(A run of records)
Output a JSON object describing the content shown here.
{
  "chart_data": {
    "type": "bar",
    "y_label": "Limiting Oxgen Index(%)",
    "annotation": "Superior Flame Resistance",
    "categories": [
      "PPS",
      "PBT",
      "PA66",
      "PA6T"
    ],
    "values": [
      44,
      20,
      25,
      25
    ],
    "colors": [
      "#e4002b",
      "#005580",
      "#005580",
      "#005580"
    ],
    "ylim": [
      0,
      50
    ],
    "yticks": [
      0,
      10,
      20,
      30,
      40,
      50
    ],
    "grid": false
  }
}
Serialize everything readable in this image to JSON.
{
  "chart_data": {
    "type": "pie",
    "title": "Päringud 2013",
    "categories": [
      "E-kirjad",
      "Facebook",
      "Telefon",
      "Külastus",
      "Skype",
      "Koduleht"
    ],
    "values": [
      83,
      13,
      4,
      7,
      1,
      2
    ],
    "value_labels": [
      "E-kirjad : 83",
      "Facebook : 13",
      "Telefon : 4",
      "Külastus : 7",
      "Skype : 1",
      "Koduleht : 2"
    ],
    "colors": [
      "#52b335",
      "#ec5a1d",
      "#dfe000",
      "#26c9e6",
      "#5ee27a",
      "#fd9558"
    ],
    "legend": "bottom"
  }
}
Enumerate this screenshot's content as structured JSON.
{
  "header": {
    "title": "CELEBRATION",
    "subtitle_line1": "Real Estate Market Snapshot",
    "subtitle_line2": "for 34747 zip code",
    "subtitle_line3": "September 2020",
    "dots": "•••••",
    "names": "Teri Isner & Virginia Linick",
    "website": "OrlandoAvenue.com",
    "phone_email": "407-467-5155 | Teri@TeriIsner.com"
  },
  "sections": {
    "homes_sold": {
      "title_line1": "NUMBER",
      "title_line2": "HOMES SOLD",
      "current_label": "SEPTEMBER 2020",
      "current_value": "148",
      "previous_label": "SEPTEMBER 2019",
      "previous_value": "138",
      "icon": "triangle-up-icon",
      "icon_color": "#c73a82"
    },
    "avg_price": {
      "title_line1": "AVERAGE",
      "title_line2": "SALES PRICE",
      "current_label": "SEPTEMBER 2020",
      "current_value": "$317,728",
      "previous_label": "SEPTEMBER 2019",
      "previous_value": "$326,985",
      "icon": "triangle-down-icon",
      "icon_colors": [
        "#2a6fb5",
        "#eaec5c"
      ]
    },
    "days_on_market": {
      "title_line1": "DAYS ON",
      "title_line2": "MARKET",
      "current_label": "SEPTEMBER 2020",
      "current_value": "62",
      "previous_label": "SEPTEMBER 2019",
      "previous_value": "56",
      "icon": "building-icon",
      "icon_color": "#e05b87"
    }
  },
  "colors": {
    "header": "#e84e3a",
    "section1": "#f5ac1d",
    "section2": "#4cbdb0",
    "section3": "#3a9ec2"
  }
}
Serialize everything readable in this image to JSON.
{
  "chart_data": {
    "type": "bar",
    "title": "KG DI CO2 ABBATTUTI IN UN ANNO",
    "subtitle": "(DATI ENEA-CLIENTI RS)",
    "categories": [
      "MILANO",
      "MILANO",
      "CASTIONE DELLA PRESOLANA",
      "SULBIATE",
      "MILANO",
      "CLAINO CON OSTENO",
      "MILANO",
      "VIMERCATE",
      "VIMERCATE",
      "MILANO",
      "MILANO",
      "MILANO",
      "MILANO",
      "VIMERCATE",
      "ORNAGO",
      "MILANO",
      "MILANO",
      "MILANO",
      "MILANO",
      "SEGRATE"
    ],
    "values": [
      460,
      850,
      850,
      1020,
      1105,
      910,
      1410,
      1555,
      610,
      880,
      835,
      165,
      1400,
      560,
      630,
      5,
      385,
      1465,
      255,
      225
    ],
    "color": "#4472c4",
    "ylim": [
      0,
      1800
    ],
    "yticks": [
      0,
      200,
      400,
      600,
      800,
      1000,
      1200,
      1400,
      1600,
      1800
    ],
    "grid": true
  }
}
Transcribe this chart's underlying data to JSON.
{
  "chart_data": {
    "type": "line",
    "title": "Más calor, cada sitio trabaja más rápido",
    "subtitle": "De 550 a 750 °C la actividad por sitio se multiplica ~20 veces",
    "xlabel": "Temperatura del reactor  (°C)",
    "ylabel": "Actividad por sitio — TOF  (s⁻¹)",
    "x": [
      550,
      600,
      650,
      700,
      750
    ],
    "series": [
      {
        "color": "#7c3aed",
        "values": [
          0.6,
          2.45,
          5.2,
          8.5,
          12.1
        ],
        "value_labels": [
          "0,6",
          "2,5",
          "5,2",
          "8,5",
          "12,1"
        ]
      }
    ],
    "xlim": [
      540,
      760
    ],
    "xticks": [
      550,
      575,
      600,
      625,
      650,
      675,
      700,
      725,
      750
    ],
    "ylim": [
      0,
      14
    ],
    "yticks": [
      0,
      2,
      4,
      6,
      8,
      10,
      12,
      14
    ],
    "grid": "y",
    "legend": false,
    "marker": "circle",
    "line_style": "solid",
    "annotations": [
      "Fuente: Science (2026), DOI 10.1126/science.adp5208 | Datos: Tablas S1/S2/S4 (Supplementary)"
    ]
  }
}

◆ Goal
Reproduce the complete set of lines precisely as supplied.

◆ Solution to the problem
Output a JSON object describing the content shown here.
{
  "chart_data": {
    "type": "bar",
    "y_label": "Limiting Oxgen Index(%)",
    "annotation": "Superior Flame Resistance",
    "categories": [
      "PPS",
      "PBT",
      "PA66",
      "PA6T"
    ],
    "values": [
      44,
      20,
      25,
      25
    ],
    "colors": [
      "#e4002b",
      "#005580",
      "#005580",
      "#005580"
    ],
    "ylim": [
      0,
      50
    ],
    "yticks": [
      0,
      10,
      20,
      30,
      40,
      50
    ],
    "grid": false
  }
}
Serialize everything readable in this image to JSON.
{
  "chart_data": {
    "type": "pie",
    "title": "Päringud 2013",
    "categories": [
      "E-kirjad",
      "Facebook",
      "Telefon",
      "Külastus",
      "Skype",
      "Koduleht"
    ],
    "values": [
      83,
      13,
      4,
      7,
      1,
      2
    ],
    "value_labels": [
      "E-kirjad : 83",
      "Facebook : 13",
      "Telefon : 4",
      "Külastus : 7",
      "Skype : 1",
      "Koduleht : 2"
    ],
    "colors": [
      "#52b335",
      "#ec5a1d",
      "#dfe000",
      "#26c9e6",
      "#5ee27a",
      "#fd9558"
    ],
    "legend": "bottom"
  }
}
Enumerate this screenshot's content as structured JSON.
{
  "header": {
    "title": "CELEBRATION",
    "subtitle_line1": "Real Estate Market Snapshot",
    "subtitle_line2": "for 34747 zip code",
    "subtitle_line3": "September 2020",
    "dots": "•••••",
    "names": "Teri Isner & Virginia Linick",
    "website": "OrlandoAvenue.com",
    "phone_email": "407-467-5155 | Teri@TeriIsner.com"
  },
  "sections": {
    "homes_sold": {
      "title_line1": "NUMBER",
      "title_line2": "HOMES SOLD",
      "current_label": "SEPTEMBER 2020",
      "current_value": "148",
      "previous_label": "SEPTEMBER 2019",
      "previous_value": "138",
      "icon": "triangle-up-icon",
      "icon_color": "#c73a82"
    },
    "avg_price": {
      "title_line1": "AVERAGE",
      "title_line2": "SALES PRICE",
      "current_label": "SEPTEMBER 2020",
      "current_value": "$317,728",
      "previous_label": "SEPTEMBER 2019",
      "previous_value": "$326,985",
      "icon": "triangle-down-icon",
      "icon_colors": [
        "#2a6fb5",
        "#eaec5c"
      ]
    },
    "days_on_market": {
      "title_line1": "DAYS ON",
      "title_line2": "MARKET",
      "current_label": "SEPTEMBER 2020",
      "current_value": "62",
      "previous_label": "SEPTEMBER 2019",
      "previous_value": "56",
      "icon": "building-icon",
      "icon_color": "#e05b87"
    }
  },
  "colors": {
    "header": "#e84e3a",
    "section1": "#f5ac1d",
    "section2": "#4cbdb0",
    "section3": "#3a9ec2"
  }
}
Serialize everything readable in this image to JSON.
{
  "chart_data": {
    "type": "bar",
    "title": "KG DI CO2 ABBATTUTI IN UN ANNO",
    "subtitle": "(DATI ENEA-CLIENTI RS)",
    "categories": [
      "MILANO",
      "MILANO",
      "CASTIONE DELLA PRESOLANA",
      "SULBIATE",
      "MILANO",
      "CLAINO CON OSTENO",
      "MILANO",
      "VIMERCATE",
      "VIMERCATE",
      "MILANO",
      "MILANO",
      "MILANO",
      "MILANO",
      "VIMERCATE",
      "ORNAGO",
      "MILANO",
      "MILANO",
      "MILANO",
      "MILANO",
      "SEGRATE"
    ],
    "values": [
      460,
      850,
      850,
      1020,
      1105,
      910,
      1410,
      1555,
      610,
      880,
      835,
      165,
      1400,
      560,
      630,
      5,
      385,
      1465,
      255,
      225
    ],
    "color": "#4472c4",
    "ylim": [
      0,
      1800
    ],
    "yticks": [
      0,
      200,
      400,
      600,
      800,
      1000,
      1200,
      1400,
      1600,
      1800
    ],
    "grid": true
  }
}
Transcribe this chart's underlying data to JSON.
{
  "chart_data": {
    "type": "line",
    "title": "Más calor, cada sitio trabaja más rápido",
    "subtitle": "De 550 a 750 °C la actividad por sitio se multiplica ~20 veces",
    "xlabel": "Temperatura del reactor  (°C)",
    "ylabel": "Actividad por sitio — TOF  (s⁻¹)",
    "x": [
      550,
      600,
      650,
      700,
      750
    ],
    "series": [
      {
        "color": "#7c3aed",
        "values": [
          0.6,
          2.45,
          5.2,
          8.5,
          12.1
        ],
        "value_labels": [
          "0,6",
          "2,5",
          "5,2",
          "8,5",
          "12,1"
        ]
      }
    ],
    "xlim": [
      540,
      760
    ],
    "xticks": [
      550,
      575,
      600,
      625,
      650,
      675,
      700,
      725,
      750
    ],
    "ylim": [
      0,
      14
    ],
    "yticks": [
      0,
      2,
      4,
      6,
      8,
      10,
      12,
      14
    ],
    "grid": "y",
    "legend": false,
    "marker": "circle",
    "line_style": "solid",
    "annotations": [
      "Fuente: Science (2026), DOI 10.1126/science.adp5208 | Datos: Tablas S1/S2/S4 (Supplementary)"
    ]
  }
}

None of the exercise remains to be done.